[start Task input]

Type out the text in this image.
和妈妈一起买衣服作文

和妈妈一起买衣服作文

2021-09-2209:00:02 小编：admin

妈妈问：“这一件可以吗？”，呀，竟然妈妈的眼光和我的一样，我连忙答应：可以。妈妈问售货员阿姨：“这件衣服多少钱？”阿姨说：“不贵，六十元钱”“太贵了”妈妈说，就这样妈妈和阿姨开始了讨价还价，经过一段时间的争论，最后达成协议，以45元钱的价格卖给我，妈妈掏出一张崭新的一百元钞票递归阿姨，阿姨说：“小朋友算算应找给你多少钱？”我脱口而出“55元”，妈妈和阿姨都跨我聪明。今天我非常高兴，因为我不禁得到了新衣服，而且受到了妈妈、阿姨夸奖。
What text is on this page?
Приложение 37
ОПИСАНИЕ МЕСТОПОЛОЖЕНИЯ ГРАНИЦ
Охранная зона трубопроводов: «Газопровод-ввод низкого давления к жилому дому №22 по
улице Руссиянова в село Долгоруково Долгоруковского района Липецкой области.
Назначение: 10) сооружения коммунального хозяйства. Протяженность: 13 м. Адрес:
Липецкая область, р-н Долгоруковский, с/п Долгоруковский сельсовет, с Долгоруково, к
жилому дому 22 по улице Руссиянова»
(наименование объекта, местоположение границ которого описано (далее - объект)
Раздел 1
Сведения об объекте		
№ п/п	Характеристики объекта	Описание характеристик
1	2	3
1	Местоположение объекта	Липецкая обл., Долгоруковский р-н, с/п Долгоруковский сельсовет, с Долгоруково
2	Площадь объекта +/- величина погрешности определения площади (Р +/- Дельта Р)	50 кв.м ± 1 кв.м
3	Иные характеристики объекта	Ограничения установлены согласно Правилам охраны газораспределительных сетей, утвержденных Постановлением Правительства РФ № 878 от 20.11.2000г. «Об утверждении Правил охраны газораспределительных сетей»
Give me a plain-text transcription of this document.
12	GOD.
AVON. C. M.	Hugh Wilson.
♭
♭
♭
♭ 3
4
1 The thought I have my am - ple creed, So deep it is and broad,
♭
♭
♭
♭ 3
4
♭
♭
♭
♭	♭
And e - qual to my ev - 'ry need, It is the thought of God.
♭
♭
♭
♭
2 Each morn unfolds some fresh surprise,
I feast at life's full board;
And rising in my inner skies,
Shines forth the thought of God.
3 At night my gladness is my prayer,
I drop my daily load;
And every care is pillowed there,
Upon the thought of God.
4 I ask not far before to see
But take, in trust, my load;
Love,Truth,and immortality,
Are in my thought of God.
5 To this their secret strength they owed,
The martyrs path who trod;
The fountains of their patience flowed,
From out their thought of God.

[end Task input]

(Exercise goal) Retype nothing except the lines from the line holding "Give me a plain-text" through the last line of the entries, both included.

(Answer to this exercise)
Give me a plain-text transcription of this document.
12	GOD.
AVON. C. M.	Hugh Wilson.
♭
♭
♭
♭ 3
4
1 The thought I have my am - ple creed, So deep it is and broad,
♭
♭
♭
♭ 3
4
♭
♭
♭
♭	♭
And e - qual to my ev - 'ry need, It is the thought of God.
♭
♭
♭
♭
2 Each morn unfolds some fresh surprise,
I feast at life's full board;
And rising in my inner skies,
Shines forth the thought of God.
3 At night my gladness is my prayer,
I drop my daily load;
And every care is pillowed there,
Upon the thought of God.
4 I ask not far before to see
But take, in trust, my load;
Love,Truth,and immortality,
Are in my thought of God.
5 To this their secret strength they owed,
The martyrs path who trod;
The fountains of their patience flowed,
From out their thought of God.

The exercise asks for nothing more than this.